Задание >>
Повторите дословно все записи ниже, ничего не меняя.

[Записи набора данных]
######

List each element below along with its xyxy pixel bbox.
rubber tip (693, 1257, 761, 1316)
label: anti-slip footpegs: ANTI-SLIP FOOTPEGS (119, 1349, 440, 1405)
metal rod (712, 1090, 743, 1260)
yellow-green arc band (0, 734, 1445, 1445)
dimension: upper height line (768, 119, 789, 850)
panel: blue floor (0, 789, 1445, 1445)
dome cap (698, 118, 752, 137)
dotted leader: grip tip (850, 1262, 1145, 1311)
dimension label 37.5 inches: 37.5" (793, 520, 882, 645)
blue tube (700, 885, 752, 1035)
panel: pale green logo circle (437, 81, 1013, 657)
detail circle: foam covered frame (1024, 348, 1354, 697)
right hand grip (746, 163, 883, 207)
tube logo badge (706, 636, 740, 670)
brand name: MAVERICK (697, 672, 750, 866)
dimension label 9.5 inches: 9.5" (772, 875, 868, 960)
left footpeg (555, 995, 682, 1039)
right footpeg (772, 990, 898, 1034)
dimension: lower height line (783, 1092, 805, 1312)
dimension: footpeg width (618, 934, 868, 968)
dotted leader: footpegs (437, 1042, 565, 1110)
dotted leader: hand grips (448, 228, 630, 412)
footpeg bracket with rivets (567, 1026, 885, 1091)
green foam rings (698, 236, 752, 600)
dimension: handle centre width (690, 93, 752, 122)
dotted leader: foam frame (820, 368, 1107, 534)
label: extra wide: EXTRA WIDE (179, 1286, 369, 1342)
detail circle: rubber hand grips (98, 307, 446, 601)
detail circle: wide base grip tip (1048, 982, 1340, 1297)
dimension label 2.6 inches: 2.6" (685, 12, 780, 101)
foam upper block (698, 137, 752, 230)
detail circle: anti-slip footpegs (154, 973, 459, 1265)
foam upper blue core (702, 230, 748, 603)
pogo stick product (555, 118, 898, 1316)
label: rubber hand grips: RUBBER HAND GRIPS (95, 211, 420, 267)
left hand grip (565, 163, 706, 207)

######

Ответ >>
List each element below along with its xyxy pixel bbox.
rubber tip (693, 1257, 761, 1316)
label: anti-slip footpegs: ANTI-SLIP FOOTPEGS (119, 1349, 440, 1405)
metal rod (712, 1090, 743, 1260)
yellow-green arc band (0, 734, 1445, 1445)
dimension: upper height line (768, 119, 789, 850)
panel: blue floor (0, 789, 1445, 1445)
dome cap (698, 118, 752, 137)
dotted leader: grip tip (850, 1262, 1145, 1311)
dimension label 37.5 inches: 37.5" (793, 520, 882, 645)
blue tube (700, 885, 752, 1035)
panel: pale green logo circle (437, 81, 1013, 657)
detail circle: foam covered frame (1024, 348, 1354, 697)
right hand grip (746, 163, 883, 207)
tube logo badge (706, 636, 740, 670)
brand name: MAVERICK (697, 672, 750, 866)
dimension label 9.5 inches: 9.5" (772, 875, 868, 960)
left footpeg (555, 995, 682, 1039)
right footpeg (772, 990, 898, 1034)
dimension: lower height line (783, 1092, 805, 1312)
dimension: footpeg width (618, 934, 868, 968)
dotted leader: footpegs (437, 1042, 565, 1110)
dotted leader: hand grips (448, 228, 630, 412)
footpeg bracket with rivets (567, 1026, 885, 1091)
green foam rings (698, 236, 752, 600)
dimension: handle centre width (690, 93, 752, 122)
dotted leader: foam frame (820, 368, 1107, 534)
label: extra wide: EXTRA WIDE (179, 1286, 369, 1342)
detail circle: rubber hand grips (98, 307, 446, 601)
detail circle: wide base grip tip (1048, 982, 1340, 1297)
dimension label 2.6 inches: 2.6" (685, 12, 780, 101)
foam upper block (698, 137, 752, 230)
detail circle: anti-slip footpegs (154, 973, 459, 1265)
foam upper blue core (702, 230, 748, 603)
pogo stick product (555, 118, 898, 1316)
label: rubber hand grips: RUBBER HAND GRIPS (95, 211, 420, 267)
left hand grip (565, 163, 706, 207)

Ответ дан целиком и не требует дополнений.